• [Dataset items]
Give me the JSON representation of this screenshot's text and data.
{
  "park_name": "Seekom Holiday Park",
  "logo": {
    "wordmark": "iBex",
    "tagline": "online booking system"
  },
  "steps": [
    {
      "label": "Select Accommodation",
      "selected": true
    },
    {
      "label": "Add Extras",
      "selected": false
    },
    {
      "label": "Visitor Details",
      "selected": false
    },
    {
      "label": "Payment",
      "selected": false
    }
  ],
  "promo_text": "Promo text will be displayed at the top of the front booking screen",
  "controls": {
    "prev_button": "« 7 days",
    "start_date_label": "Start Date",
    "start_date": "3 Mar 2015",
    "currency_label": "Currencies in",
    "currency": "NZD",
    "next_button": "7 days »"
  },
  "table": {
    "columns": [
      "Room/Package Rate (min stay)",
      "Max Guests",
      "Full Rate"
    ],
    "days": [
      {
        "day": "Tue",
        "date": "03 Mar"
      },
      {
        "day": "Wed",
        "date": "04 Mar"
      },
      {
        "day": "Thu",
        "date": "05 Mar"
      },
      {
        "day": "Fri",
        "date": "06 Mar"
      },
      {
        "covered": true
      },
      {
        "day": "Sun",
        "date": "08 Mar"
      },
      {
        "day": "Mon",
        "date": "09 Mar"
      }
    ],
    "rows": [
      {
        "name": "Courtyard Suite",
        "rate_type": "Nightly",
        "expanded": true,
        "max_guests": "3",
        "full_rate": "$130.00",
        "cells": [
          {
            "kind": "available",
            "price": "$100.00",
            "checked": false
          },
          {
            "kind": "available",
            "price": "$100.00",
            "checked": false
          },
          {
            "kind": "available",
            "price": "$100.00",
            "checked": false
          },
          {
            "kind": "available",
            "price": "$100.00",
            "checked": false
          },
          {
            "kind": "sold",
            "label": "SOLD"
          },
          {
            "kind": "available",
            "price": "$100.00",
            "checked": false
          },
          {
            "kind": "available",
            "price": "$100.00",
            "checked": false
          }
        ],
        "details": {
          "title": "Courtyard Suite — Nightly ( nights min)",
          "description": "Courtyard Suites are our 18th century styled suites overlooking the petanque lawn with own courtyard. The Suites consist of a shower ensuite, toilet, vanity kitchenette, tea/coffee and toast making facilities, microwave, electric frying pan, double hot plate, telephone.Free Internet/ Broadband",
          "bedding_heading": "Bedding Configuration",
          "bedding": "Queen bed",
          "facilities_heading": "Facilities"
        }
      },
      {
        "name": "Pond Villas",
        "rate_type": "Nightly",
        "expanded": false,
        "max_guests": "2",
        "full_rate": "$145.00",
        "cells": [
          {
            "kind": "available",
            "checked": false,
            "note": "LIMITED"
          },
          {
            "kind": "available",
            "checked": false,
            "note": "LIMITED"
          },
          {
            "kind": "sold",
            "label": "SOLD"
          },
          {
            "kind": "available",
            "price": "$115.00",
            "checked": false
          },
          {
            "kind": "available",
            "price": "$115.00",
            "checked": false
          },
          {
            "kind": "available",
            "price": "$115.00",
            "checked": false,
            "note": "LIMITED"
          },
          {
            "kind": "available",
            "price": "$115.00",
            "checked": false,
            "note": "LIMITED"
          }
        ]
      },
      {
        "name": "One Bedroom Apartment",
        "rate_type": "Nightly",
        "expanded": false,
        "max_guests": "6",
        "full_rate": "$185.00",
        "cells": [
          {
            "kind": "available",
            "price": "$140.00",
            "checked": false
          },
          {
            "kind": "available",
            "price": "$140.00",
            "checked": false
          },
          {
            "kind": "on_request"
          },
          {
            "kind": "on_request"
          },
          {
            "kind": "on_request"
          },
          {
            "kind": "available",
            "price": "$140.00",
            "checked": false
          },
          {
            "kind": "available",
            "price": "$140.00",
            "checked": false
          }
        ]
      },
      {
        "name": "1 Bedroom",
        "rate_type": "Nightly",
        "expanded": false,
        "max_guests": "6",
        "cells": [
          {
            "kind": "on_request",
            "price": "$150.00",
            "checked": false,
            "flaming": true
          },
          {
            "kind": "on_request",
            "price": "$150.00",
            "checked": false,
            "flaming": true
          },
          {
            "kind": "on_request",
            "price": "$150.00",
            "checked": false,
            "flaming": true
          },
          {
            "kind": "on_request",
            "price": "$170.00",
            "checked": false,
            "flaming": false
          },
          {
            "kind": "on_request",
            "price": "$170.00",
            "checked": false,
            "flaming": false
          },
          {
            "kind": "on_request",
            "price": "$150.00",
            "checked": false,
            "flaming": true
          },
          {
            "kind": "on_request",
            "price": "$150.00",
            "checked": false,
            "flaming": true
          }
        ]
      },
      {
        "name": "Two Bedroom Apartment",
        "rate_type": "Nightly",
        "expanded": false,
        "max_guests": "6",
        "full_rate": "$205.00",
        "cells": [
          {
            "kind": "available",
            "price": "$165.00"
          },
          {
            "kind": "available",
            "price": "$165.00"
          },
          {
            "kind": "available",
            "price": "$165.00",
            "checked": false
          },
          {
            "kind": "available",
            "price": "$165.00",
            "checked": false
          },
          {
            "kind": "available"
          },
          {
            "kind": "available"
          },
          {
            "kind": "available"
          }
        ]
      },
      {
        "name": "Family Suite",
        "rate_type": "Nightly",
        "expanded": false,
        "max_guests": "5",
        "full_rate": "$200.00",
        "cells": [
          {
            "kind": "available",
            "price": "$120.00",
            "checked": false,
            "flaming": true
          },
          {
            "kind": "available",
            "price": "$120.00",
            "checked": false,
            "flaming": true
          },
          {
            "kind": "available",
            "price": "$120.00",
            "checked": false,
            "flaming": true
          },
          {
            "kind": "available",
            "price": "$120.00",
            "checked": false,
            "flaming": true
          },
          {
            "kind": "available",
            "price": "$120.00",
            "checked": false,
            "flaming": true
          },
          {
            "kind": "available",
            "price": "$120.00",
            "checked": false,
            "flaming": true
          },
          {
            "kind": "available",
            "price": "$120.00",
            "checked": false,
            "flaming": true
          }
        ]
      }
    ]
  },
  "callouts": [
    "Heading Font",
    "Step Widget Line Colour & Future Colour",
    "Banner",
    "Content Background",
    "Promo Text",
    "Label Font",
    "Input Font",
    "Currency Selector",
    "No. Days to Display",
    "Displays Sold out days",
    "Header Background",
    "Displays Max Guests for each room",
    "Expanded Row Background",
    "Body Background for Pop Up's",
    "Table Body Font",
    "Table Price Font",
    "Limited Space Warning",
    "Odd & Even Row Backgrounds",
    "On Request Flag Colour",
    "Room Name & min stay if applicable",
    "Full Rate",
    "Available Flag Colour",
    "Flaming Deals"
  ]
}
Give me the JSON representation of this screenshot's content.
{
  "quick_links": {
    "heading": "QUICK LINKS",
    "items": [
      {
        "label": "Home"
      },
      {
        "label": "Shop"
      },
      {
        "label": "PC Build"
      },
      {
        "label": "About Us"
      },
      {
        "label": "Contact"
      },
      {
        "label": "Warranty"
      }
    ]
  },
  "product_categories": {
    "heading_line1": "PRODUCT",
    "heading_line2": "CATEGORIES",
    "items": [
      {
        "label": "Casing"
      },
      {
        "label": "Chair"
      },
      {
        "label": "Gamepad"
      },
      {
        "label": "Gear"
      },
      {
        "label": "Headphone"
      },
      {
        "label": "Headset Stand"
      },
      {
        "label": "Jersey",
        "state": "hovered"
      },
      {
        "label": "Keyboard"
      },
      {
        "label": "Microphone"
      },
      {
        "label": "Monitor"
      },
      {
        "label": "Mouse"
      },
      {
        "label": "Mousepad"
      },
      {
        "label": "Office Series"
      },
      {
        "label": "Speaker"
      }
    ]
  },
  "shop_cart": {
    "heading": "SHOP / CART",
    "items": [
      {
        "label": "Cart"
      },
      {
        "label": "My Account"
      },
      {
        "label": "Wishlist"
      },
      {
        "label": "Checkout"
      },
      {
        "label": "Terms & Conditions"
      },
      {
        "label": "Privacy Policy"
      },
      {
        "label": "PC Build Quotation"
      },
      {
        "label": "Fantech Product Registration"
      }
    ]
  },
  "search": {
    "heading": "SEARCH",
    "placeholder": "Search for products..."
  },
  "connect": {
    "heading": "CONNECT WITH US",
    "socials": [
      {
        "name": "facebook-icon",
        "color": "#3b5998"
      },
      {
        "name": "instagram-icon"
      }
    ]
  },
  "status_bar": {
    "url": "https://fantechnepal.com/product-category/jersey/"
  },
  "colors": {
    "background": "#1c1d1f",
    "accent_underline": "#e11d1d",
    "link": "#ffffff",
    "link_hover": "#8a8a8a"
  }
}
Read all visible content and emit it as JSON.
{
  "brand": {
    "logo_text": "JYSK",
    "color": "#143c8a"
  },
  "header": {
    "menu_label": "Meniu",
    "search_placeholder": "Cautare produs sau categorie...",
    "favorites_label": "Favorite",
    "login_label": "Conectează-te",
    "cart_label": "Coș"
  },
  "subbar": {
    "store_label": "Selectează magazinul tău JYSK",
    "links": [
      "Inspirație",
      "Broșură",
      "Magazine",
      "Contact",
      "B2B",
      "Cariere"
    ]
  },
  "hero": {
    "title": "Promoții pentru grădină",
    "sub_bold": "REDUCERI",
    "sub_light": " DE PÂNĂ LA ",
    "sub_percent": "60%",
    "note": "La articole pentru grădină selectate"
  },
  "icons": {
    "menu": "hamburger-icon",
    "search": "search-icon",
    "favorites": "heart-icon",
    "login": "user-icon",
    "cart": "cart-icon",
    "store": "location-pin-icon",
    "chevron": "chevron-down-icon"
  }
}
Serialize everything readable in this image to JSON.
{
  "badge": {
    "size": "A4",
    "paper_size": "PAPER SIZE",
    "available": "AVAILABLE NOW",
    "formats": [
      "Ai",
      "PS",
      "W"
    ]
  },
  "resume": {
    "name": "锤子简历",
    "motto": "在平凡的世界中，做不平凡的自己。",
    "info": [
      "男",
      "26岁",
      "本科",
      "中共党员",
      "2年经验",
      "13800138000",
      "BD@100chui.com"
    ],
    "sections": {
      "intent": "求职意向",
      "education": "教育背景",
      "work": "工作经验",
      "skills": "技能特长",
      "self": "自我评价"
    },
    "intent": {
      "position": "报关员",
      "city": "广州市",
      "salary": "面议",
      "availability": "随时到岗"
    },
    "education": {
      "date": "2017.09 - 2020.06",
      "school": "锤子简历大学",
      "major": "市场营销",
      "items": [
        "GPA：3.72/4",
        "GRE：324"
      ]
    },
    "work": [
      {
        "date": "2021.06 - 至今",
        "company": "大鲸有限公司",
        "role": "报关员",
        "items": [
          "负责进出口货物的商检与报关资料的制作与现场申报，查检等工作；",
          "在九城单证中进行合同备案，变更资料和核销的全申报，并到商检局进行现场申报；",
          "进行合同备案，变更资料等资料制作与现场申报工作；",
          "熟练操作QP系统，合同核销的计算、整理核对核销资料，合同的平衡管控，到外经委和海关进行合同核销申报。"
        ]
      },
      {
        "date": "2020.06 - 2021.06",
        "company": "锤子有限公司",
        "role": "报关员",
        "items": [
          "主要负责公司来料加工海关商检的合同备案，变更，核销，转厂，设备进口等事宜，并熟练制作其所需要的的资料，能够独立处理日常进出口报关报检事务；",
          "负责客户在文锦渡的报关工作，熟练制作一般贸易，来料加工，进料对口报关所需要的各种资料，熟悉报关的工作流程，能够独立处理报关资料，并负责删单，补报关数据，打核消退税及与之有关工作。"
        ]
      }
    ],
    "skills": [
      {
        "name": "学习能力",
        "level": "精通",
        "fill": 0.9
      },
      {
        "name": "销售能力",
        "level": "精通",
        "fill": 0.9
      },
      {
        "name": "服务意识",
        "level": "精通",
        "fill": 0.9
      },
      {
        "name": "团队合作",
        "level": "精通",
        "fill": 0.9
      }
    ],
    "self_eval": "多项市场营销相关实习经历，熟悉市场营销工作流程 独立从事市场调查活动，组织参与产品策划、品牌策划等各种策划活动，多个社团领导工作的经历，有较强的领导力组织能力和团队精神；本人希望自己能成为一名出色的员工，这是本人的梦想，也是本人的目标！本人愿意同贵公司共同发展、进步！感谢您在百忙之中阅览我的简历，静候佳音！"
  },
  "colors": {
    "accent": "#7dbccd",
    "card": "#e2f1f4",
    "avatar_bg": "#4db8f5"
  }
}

• [WHAT THE TASK ASKS] Copy all lines in the listing above where the string "JSON" appears.

• [EXERCISE SOLUTION]
Give me the JSON representation of this screenshot's text and data.
Give me the JSON representation of this screenshot's content.
Read all visible content and emit it as JSON.
Serialize everything readable in this image to JSON.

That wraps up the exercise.